### WRITTEN REQUEST
Convert every entry below into a JSON list of strings with one string per line, omitting blank lines. Leave the pictures out of the result.

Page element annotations

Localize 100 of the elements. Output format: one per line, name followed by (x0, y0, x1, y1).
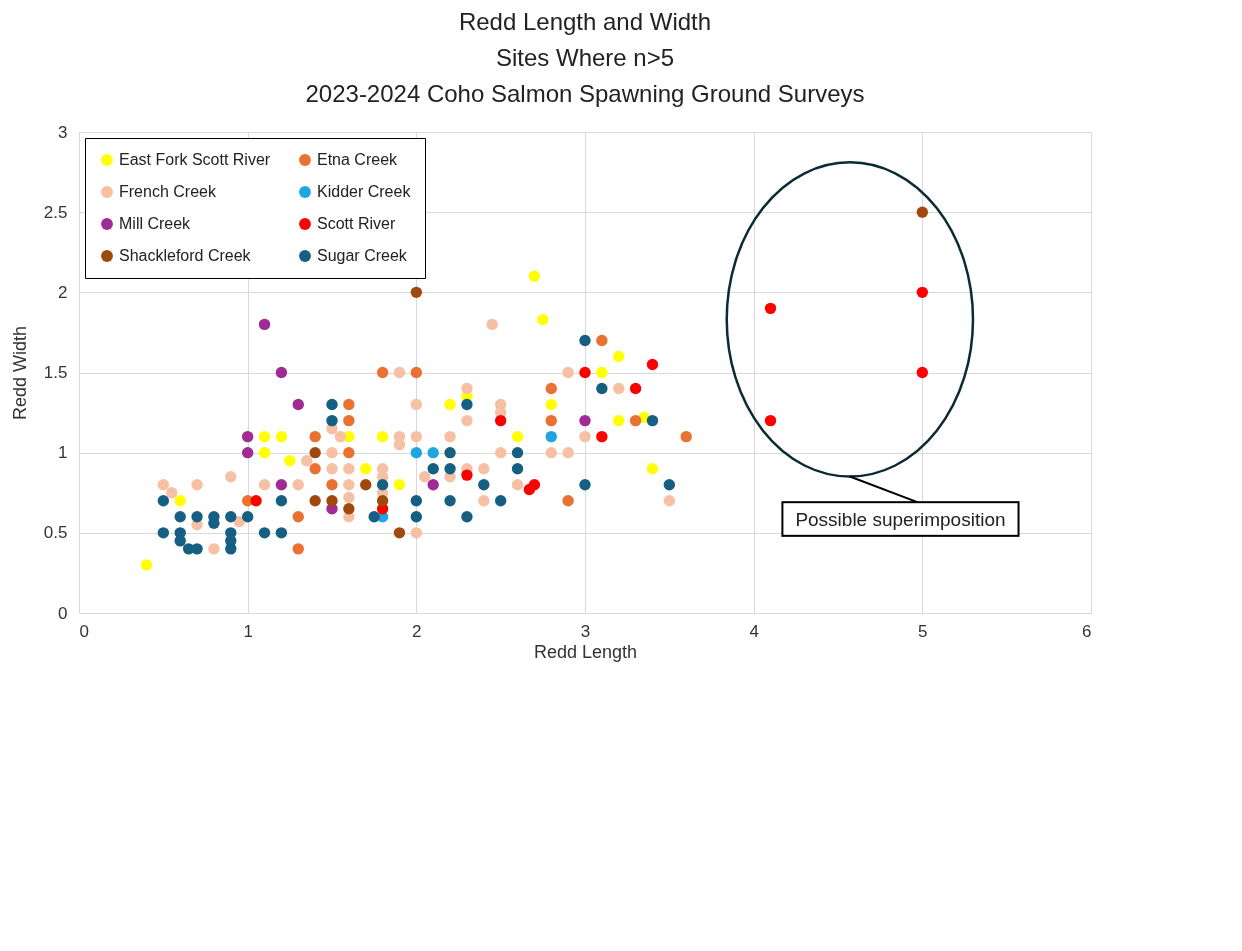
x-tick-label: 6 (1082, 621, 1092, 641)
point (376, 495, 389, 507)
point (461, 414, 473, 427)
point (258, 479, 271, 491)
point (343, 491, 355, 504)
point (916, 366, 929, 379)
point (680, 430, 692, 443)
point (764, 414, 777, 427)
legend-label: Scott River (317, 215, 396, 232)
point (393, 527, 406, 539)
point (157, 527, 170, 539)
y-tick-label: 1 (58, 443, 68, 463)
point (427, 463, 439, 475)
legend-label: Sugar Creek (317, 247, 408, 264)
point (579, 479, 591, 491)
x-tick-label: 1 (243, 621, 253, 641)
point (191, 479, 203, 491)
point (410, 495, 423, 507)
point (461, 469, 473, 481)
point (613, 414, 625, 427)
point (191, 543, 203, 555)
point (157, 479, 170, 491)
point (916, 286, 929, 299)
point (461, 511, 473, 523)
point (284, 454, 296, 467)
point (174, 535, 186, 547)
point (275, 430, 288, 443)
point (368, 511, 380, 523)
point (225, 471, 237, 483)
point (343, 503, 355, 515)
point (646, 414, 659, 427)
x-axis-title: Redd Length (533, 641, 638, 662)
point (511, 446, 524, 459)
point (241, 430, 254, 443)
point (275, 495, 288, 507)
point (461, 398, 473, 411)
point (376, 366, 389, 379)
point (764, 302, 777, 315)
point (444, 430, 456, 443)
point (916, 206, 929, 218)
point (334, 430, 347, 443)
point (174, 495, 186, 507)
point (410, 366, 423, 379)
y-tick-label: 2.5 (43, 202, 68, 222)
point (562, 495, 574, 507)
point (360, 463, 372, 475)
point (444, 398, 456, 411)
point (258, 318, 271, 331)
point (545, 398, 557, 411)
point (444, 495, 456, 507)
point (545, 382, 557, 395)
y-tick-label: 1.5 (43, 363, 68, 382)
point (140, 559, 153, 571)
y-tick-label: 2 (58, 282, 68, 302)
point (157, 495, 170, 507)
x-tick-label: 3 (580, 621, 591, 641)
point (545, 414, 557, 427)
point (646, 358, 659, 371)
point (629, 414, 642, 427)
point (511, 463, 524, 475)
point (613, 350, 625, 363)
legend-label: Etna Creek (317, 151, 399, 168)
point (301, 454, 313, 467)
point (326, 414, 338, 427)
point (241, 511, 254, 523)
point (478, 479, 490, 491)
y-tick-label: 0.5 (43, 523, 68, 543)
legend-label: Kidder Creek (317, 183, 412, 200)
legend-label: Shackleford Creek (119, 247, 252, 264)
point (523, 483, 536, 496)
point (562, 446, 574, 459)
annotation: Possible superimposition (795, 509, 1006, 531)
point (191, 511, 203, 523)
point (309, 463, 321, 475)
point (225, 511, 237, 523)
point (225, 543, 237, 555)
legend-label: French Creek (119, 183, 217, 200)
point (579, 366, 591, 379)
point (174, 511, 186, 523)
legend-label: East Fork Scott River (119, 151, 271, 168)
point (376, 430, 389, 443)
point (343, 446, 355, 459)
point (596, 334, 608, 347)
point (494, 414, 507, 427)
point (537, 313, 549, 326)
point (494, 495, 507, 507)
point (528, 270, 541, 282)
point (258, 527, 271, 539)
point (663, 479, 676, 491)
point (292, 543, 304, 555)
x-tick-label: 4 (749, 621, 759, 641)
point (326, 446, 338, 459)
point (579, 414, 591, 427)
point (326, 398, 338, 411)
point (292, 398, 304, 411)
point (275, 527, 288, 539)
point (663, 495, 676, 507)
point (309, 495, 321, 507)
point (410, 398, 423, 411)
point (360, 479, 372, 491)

### RESULT OF THE TASK
[
  "Localize 100 of the elements. Output format: one per line, name followed by (x0, y0, x1, y1).",
  "x-tick-label: 6 (1082, 621, 1092, 641)",
  "point (376, 495, 389, 507)",
  "point (461, 414, 473, 427)",
  "point (258, 479, 271, 491)",
  "point (343, 491, 355, 504)",
  "point (916, 366, 929, 379)",
  "point (680, 430, 692, 443)",
  "point (764, 414, 777, 427)",
  "legend-label: Scott River (317, 215, 396, 232)",
  "point (393, 527, 406, 539)",
  "point (157, 527, 170, 539)",
  "y-tick-label: 1 (58, 443, 68, 463)",
  "point (427, 463, 439, 475)",
  "legend-label: Sugar Creek (317, 247, 408, 264)",
  "point (579, 479, 591, 491)",
  "x-tick-label: 1 (243, 621, 253, 641)",
  "point (191, 479, 203, 491)",
  "point (410, 495, 423, 507)",
  "point (461, 469, 473, 481)",
  "point (613, 414, 625, 427)",
  "point (191, 543, 203, 555)",
  "point (157, 479, 170, 491)",
  "point (916, 286, 929, 299)",
  "point (461, 511, 473, 523)",
  "point (284, 454, 296, 467)",
  "point (174, 535, 186, 547)",
  "point (275, 430, 288, 443)",
  "point (368, 511, 380, 523)",
  "point (225, 471, 237, 483)",
  "point (343, 503, 355, 515)",
  "point (646, 414, 659, 427)",
  "x-axis-title: Redd Length (533, 641, 638, 662)",
  "point (511, 446, 524, 459)",
  "point (241, 430, 254, 443)",
  "point (275, 495, 288, 507)",
  "point (461, 398, 473, 411)",
  "point (376, 366, 389, 379)",
  "point (764, 302, 777, 315)",
  "point (444, 430, 456, 443)",
  "point (916, 206, 929, 218)",
  "point (334, 430, 347, 443)",
  "point (174, 495, 186, 507)",
  "point (410, 366, 423, 379)",
  "y-tick-label: 2.5 (43, 202, 68, 222)",
  "point (562, 495, 574, 507)",
  "point (360, 463, 372, 475)",
  "point (444, 398, 456, 411)",
  "point (258, 318, 271, 331)",
  "point (545, 398, 557, 411)",
  "point (444, 495, 456, 507)",
  "point (545, 382, 557, 395)",
  "y-tick-label: 1.5 (43, 363, 68, 382)",
  "point (140, 559, 153, 571)",
  "y-tick-label: 2 (58, 282, 68, 302)",
  "point (157, 495, 170, 507)",
  "x-tick-label: 3 (580, 621, 591, 641)",
  "point (545, 414, 557, 427)",
  "point (646, 358, 659, 371)",
  "point (629, 414, 642, 427)",
  "point (511, 463, 524, 475)",
  "point (613, 350, 625, 363)",
  "legend-label: Etna Creek (317, 151, 399, 168)",
  "point (301, 454, 313, 467)",
  "point (326, 414, 338, 427)",
  "point (241, 511, 254, 523)",
  "point (478, 479, 490, 491)",
  "y-tick-label: 0.5 (43, 523, 68, 543)",
  "legend-label: Kidder Creek (317, 183, 412, 200)",
  "legend-label: Shackleford Creek (119, 247, 252, 264)",
  "point (523, 483, 536, 496)",
  "point (562, 446, 574, 459)",
  "annotation: Possible superimposition (795, 509, 1006, 531)",
  "point (191, 511, 203, 523)",
  "point (309, 463, 321, 475)",
  "point (225, 511, 237, 523)",
  "point (225, 543, 237, 555)",
  "legend-label: French Creek (119, 183, 217, 200)",
  "point (579, 366, 591, 379)",
  "point (174, 511, 186, 523)",
  "legend-label: East Fork Scott River (119, 151, 271, 168)",
  "point (376, 430, 389, 443)",
  "point (343, 446, 355, 459)",
  "point (596, 334, 608, 347)",
  "point (494, 414, 507, 427)",
  "point (537, 313, 549, 326)",
  "point (494, 495, 507, 507)",
  "point (528, 270, 541, 282)",
  "point (258, 527, 271, 539)",
  "point (663, 479, 676, 491)",
  "point (292, 543, 304, 555)",
  "x-tick-label: 4 (749, 621, 759, 641)",
  "point (326, 446, 338, 459)",
  "point (579, 414, 591, 427)",
  "point (326, 398, 338, 411)",
  "point (292, 398, 304, 411)",
  "point (275, 527, 288, 539)",
  "point (663, 495, 676, 507)",
  "point (309, 495, 321, 507)",
  "point (410, 398, 423, 411)",
  "point (360, 479, 372, 491)"
]